WHAT TO WORK ON: Gather all lines in the data that hold the string "structured".

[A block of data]

-=-=-=-=-

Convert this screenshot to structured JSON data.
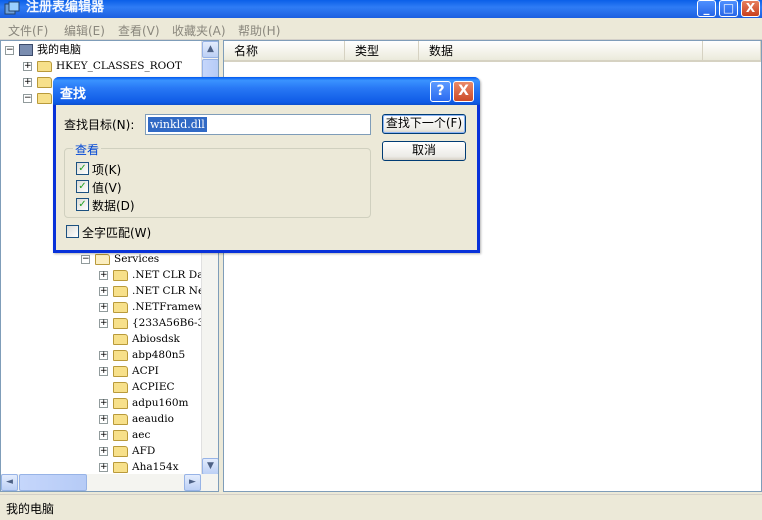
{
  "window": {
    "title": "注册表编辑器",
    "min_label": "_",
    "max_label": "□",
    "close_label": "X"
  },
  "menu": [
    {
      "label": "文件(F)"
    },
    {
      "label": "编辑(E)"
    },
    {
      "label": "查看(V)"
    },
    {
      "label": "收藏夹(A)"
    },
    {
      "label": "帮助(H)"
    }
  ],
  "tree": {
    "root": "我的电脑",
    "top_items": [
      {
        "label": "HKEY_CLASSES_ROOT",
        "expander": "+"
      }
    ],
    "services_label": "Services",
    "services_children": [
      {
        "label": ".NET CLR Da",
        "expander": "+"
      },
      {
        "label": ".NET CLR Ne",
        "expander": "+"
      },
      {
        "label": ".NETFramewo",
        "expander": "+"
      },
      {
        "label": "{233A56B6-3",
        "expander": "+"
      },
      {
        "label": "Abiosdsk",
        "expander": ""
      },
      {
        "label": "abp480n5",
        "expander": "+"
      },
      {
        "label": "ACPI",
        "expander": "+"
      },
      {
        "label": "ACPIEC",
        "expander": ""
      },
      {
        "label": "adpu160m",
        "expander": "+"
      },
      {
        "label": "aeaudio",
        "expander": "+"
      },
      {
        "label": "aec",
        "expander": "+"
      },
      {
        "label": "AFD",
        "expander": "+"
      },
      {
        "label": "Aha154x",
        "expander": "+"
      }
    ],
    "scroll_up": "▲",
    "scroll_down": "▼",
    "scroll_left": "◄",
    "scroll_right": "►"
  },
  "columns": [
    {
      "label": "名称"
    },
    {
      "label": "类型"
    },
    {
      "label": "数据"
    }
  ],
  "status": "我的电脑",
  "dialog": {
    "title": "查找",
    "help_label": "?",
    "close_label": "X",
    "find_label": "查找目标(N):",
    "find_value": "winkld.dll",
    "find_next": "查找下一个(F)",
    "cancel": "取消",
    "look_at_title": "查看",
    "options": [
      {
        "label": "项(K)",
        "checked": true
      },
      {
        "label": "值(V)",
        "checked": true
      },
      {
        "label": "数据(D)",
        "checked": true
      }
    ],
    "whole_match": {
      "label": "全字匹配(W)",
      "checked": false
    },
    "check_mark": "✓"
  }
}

-=-=-=-=-

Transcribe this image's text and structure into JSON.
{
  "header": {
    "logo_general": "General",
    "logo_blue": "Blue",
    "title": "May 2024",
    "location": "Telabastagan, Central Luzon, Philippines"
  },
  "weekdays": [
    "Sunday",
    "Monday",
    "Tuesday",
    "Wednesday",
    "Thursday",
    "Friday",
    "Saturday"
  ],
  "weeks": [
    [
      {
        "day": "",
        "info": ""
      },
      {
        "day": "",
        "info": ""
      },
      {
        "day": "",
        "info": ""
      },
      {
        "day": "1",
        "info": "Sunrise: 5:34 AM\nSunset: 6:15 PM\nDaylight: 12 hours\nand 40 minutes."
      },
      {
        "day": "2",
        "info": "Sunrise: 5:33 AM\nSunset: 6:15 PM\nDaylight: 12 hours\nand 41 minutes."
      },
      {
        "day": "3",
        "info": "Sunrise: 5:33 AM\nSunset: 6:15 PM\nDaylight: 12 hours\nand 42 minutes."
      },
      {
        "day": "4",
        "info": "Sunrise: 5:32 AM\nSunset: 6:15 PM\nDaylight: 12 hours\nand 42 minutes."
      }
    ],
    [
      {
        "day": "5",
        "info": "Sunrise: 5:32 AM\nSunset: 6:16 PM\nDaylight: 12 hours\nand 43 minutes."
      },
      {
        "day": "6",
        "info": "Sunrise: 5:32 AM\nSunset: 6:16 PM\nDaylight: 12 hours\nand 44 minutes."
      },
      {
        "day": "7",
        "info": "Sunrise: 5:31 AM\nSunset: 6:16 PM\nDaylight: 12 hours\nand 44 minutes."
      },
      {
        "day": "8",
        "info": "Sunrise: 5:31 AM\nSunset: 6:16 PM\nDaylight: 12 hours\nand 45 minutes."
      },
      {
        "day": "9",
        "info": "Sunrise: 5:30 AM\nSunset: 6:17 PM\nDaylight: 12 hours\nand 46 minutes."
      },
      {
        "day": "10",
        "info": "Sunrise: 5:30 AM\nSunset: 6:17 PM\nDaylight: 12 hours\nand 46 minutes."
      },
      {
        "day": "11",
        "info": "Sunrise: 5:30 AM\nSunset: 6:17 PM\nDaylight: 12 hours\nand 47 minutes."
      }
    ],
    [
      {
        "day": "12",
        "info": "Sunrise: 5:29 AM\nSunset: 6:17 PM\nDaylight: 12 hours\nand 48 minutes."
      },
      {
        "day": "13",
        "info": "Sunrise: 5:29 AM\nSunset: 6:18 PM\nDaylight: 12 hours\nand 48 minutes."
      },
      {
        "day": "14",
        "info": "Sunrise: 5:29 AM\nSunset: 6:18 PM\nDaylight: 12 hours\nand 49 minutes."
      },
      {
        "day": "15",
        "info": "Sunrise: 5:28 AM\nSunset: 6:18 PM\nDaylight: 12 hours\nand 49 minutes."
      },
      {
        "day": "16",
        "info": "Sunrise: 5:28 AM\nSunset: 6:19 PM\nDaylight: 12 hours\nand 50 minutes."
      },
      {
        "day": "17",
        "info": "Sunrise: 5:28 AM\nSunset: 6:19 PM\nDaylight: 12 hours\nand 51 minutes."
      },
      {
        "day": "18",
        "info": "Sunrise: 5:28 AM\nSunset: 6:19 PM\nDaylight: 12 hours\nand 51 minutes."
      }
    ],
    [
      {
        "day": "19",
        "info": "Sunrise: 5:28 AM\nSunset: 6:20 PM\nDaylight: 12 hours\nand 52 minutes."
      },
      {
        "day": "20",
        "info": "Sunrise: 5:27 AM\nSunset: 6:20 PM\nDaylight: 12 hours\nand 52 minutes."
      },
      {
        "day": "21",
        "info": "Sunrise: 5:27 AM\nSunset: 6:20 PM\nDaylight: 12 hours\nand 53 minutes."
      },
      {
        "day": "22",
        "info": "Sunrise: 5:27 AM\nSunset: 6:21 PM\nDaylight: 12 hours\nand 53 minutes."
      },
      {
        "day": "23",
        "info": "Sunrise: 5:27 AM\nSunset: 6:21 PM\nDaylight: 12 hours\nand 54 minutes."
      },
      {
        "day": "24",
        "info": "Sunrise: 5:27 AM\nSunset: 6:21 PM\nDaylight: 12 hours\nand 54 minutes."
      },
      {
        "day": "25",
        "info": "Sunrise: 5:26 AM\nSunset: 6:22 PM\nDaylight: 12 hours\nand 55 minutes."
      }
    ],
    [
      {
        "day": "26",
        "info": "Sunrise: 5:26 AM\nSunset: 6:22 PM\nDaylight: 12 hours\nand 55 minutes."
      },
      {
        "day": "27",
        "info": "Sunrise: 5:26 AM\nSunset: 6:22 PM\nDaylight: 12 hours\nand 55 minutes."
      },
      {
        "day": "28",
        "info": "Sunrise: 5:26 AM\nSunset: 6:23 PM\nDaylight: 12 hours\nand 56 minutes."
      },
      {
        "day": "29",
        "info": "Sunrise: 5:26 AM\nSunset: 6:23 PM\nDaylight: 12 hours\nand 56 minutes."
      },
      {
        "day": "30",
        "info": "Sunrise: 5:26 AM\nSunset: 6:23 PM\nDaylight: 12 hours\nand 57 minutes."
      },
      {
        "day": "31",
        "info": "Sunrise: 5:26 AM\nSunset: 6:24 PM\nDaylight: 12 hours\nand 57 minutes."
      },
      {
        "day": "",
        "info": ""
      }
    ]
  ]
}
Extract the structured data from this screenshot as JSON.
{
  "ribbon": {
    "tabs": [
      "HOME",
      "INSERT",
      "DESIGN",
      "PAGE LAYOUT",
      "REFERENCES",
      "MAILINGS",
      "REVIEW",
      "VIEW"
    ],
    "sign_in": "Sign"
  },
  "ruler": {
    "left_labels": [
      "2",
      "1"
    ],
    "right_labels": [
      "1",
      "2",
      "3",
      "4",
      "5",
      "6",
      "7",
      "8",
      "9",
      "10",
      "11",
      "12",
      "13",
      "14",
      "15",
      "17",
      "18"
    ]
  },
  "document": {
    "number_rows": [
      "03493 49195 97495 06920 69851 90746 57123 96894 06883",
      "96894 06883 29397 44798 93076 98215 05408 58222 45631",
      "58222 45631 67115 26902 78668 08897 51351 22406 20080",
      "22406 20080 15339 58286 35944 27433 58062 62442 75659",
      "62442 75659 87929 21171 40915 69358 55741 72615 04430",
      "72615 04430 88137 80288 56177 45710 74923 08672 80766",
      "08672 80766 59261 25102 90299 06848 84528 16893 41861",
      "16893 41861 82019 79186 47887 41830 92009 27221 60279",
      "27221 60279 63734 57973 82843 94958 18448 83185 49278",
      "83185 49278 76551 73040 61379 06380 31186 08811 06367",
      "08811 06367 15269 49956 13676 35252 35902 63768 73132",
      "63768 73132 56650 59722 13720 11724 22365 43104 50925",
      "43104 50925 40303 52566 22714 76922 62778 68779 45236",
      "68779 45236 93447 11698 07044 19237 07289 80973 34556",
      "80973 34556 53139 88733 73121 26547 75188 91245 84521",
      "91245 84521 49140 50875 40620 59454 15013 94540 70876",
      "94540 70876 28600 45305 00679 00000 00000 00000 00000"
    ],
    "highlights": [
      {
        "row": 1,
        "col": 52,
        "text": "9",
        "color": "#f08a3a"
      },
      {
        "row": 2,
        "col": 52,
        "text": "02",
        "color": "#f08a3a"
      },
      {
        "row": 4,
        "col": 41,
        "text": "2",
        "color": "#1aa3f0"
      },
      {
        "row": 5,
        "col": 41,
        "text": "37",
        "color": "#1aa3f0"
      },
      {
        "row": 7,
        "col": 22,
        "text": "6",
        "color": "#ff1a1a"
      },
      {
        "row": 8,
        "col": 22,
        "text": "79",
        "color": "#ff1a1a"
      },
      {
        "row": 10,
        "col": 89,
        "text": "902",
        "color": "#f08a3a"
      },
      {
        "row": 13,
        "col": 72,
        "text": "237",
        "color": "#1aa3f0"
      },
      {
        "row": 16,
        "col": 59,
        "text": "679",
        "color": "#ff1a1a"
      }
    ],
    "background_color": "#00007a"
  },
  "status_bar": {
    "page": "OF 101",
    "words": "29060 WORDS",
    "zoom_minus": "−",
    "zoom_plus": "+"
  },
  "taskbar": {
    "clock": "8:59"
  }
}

-=-=-=-=-

THE OUTPUT:
Convert this screenshot to structured JSON data.
Extract the structured data from this screenshot as JSON.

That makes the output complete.